▶ **LISTED RECORDS**:

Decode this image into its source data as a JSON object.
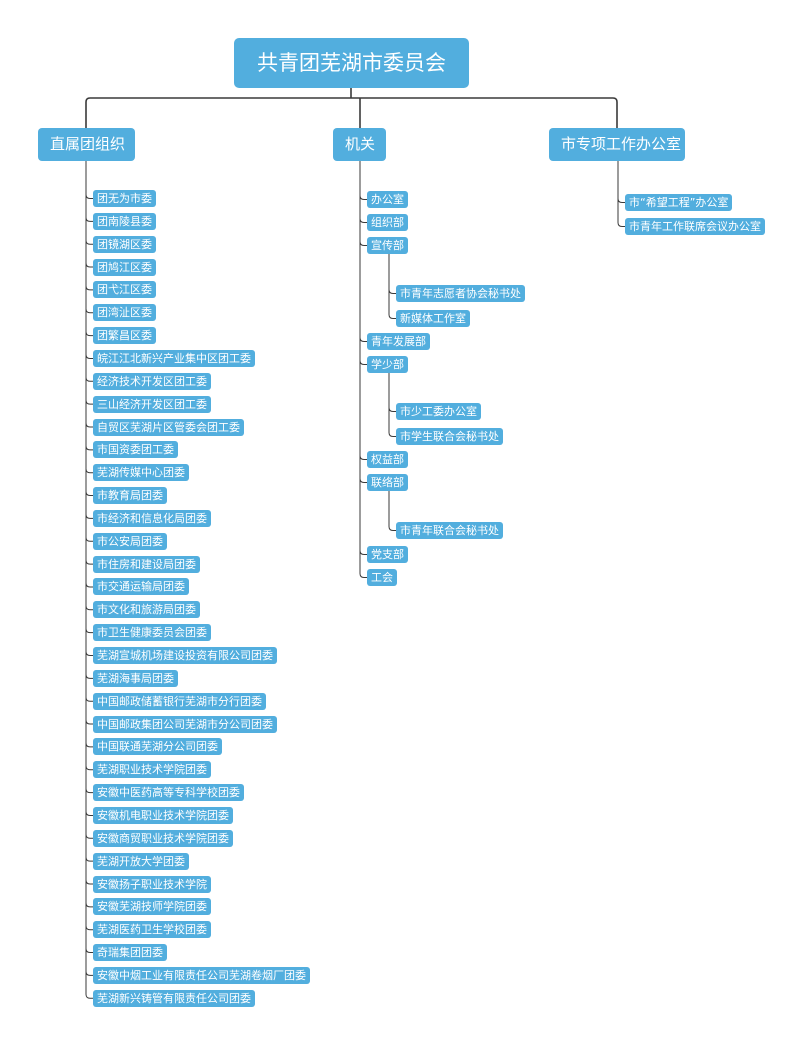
{
  "root": {
    "label": "共青团芜湖市委员会"
  },
  "branches": {
    "direct": {
      "label": "直属团组织",
      "items": [
        "团无为市委",
        "团南陵县委",
        "团镜湖区委",
        "团鸠江区委",
        "团弋江区委",
        "团湾沚区委",
        "团繁昌区委",
        "皖江江北新兴产业集中区团工委",
        "经济技术开发区团工委",
        "三山经济开发区团工委",
        "自贸区芜湖片区管委会团工委",
        "市国资委团工委",
        "芜湖传媒中心团委",
        "市教育局团委",
        "市经济和信息化局团委",
        "市公安局团委",
        "市住房和建设局团委",
        "市交通运输局团委",
        "市文化和旅游局团委",
        "市卫生健康委员会团委",
        "芜湖宣城机场建设投资有限公司团委",
        "芜湖海事局团委",
        "中国邮政储蓄银行芜湖市分行团委",
        "中国邮政集团公司芜湖市分公司团委",
        "中国联通芜湖分公司团委",
        "芜湖职业技术学院团委",
        "安徽中医药高等专科学校团委",
        "安徽机电职业技术学院团委",
        "安徽商贸职业技术学院团委",
        "芜湖开放大学团委",
        "安徽扬子职业技术学院",
        "安徽芜湖技师学院团委",
        "芜湖医药卫生学校团委",
        "奇瑞集团团委",
        "安徽中烟工业有限责任公司芜湖卷烟厂团委",
        "芜湖新兴铸管有限责任公司团委"
      ]
    },
    "organs": {
      "label": "机关",
      "items": [
        {
          "label": "办公室"
        },
        {
          "label": "组织部"
        },
        {
          "label": "宣传部",
          "children": [
            "市青年志愿者协会秘书处",
            "新媒体工作室"
          ]
        },
        {
          "label": "青年发展部"
        },
        {
          "label": "学少部",
          "children": [
            "市少工委办公室",
            "市学生联合会秘书处"
          ]
        },
        {
          "label": "权益部"
        },
        {
          "label": "联络部",
          "children": [
            "市青年联合会秘书处"
          ]
        },
        {
          "label": "党支部"
        },
        {
          "label": "工会"
        }
      ]
    },
    "special": {
      "label": "市专项工作办公室",
      "items": [
        "市“希望工程”办公室",
        "市青年工作联席会议办公室"
      ]
    }
  },
  "colors": {
    "node": "#52aede",
    "line": "#3a3a3a",
    "text": "#ffffff"
  }
}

▶ **PROBLEM DESCRIPTION**:
Reproduce the data above in full, exactly as it is, with the pictures left out.

▶ **RESPONSE**:
Decode this image into its source data as a JSON object.
{
  "root": {
    "label": "共青团芜湖市委员会"
  },
  "branches": {
    "direct": {
      "label": "直属团组织",
      "items": [
        "团无为市委",
        "团南陵县委",
        "团镜湖区委",
        "团鸠江区委",
        "团弋江区委",
        "团湾沚区委",
        "团繁昌区委",
        "皖江江北新兴产业集中区团工委",
        "经济技术开发区团工委",
        "三山经济开发区团工委",
        "自贸区芜湖片区管委会团工委",
        "市国资委团工委",
        "芜湖传媒中心团委",
        "市教育局团委",
        "市经济和信息化局团委",
        "市公安局团委",
        "市住房和建设局团委",
        "市交通运输局团委",
        "市文化和旅游局团委",
        "市卫生健康委员会团委",
        "芜湖宣城机场建设投资有限公司团委",
        "芜湖海事局团委",
        "中国邮政储蓄银行芜湖市分行团委",
        "中国邮政集团公司芜湖市分公司团委",
        "中国联通芜湖分公司团委",
        "芜湖职业技术学院团委",
        "安徽中医药高等专科学校团委",
        "安徽机电职业技术学院团委",
        "安徽商贸职业技术学院团委",
        "芜湖开放大学团委",
        "安徽扬子职业技术学院",
        "安徽芜湖技师学院团委",
        "芜湖医药卫生学校团委",
        "奇瑞集团团委",
        "安徽中烟工业有限责任公司芜湖卷烟厂团委",
        "芜湖新兴铸管有限责任公司团委"
      ]
    },
    "organs": {
      "label": "机关",
      "items": [
        {
          "label": "办公室"
        },
        {
          "label": "组织部"
        },
        {
          "label": "宣传部",
          "children": [
            "市青年志愿者协会秘书处",
            "新媒体工作室"
          ]
        },
        {
          "label": "青年发展部"
        },
        {
          "label": "学少部",
          "children": [
            "市少工委办公室",
            "市学生联合会秘书处"
          ]
        },
        {
          "label": "权益部"
        },
        {
          "label": "联络部",
          "children": [
            "市青年联合会秘书处"
          ]
        },
        {
          "label": "党支部"
        },
        {
          "label": "工会"
        }
      ]
    },
    "special": {
      "label": "市专项工作办公室",
      "items": [
        "市“希望工程”办公室",
        "市青年工作联席会议办公室"
      ]
    }
  },
  "colors": {
    "node": "#52aede",
    "line": "#3a3a3a",
    "text": "#ffffff"
  }
}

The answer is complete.